## REQUIREMENT
Retype every line of the material below without changing anything.

Collected data:

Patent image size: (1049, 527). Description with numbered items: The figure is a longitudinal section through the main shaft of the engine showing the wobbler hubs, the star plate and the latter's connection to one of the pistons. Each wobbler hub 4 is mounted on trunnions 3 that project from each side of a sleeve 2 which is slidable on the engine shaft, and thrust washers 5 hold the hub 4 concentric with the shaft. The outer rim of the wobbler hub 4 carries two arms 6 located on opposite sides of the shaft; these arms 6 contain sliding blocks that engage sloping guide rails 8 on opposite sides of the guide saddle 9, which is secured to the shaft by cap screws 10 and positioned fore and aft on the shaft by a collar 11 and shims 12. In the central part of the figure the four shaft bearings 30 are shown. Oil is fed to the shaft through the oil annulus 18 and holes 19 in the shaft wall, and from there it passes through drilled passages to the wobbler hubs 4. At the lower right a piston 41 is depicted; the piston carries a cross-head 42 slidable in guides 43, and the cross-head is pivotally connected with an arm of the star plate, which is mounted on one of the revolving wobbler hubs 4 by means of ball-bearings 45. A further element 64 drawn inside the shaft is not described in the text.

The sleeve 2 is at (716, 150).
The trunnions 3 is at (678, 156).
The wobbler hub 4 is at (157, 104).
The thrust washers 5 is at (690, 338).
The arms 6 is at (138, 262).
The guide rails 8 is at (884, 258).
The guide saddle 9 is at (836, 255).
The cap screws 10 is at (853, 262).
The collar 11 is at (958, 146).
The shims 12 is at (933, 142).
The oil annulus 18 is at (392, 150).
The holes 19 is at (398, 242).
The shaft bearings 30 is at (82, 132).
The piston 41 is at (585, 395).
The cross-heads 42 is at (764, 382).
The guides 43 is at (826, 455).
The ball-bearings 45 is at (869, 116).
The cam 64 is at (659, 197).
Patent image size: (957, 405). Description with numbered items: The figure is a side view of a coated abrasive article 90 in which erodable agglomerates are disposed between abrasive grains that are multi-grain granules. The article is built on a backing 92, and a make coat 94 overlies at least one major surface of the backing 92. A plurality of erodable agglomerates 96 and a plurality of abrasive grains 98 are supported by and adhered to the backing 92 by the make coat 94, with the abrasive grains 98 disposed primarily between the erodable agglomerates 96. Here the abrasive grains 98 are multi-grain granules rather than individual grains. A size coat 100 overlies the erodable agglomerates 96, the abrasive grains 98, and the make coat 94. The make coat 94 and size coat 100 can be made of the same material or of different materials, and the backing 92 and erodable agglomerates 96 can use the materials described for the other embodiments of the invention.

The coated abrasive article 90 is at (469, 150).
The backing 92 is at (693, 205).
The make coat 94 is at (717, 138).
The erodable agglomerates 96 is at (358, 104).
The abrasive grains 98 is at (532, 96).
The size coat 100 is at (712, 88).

## EXERCISE RESPONSE
Patent image size: (1049, 527). Description with numbered items: The figure is a longitudinal section through the main shaft of the engine showing the wobbler hubs, the star plate and the latter's connection to one of the pistons. Each wobbler hub 4 is mounted on trunnions 3 that project from each side of a sleeve 2 which is slidable on the engine shaft, and thrust washers 5 hold the hub 4 concentric with the shaft. The outer rim of the wobbler hub 4 carries two arms 6 located on opposite sides of the shaft; these arms 6 contain sliding blocks that engage sloping guide rails 8 on opposite sides of the guide saddle 9, which is secured to the shaft by cap screws 10 and positioned fore and aft on the shaft by a collar 11 and shims 12. In the central part of the figure the four shaft bearings 30 are shown. Oil is fed to the shaft through the oil annulus 18 and holes 19 in the shaft wall, and from there it passes through drilled passages to the wobbler hubs 4. At the lower right a piston 41 is depicted; the piston carries a cross-head 42 slidable in guides 43, and the cross-head is pivotally connected with an arm of the star plate, which is mounted on one of the revolving wobbler hubs 4 by means of ball-bearings 45. A further element 64 drawn inside the shaft is not described in the text.

The sleeve 2 is at (716, 150).
The trunnions 3 is at (678, 156).
The wobbler hub 4 is at (157, 104).
The thrust washers 5 is at (690, 338).
The arms 6 is at (138, 262).
The guide rails 8 is at (884, 258).
The guide saddle 9 is at (836, 255).
The cap screws 10 is at (853, 262).
The collar 11 is at (958, 146).
The shims 12 is at (933, 142).
The oil annulus 18 is at (392, 150).
The holes 19 is at (398, 242).
The shaft bearings 30 is at (82, 132).
The piston 41 is at (585, 395).
The cross-heads 42 is at (764, 382).
The guides 43 is at (826, 455).
The ball-bearings 45 is at (869, 116).
The cam 64 is at (659, 197).
Patent image size: (957, 405). Description with numbered items: The figure is a side view of a coated abrasive article 90 in which erodable agglomerates are disposed between abrasive grains that are multi-grain granules. The article is built on a backing 92, and a make coat 94 overlies at least one major surface of the backing 92. A plurality of erodable agglomerates 96 and a plurality of abrasive grains 98 are supported by and adhered to the backing 92 by the make coat 94, with the abrasive grains 98 disposed primarily between the erodable agglomerates 96. Here the abrasive grains 98 are multi-grain granules rather than individual grains. A size coat 100 overlies the erodable agglomerates 96, the abrasive grains 98, and the make coat 94. The make coat 94 and size coat 100 can be made of the same material or of different materials, and the backing 92 and erodable agglomerates 96 can use the materials described for the other embodiments of the invention.

The coated abrasive article 90 is at (469, 150).
The backing 92 is at (693, 205).
The make coat 94 is at (717, 138).
The erodable agglomerates 96 is at (358, 104).
The abrasive grains 98 is at (532, 96).
The size coat 100 is at (712, 88).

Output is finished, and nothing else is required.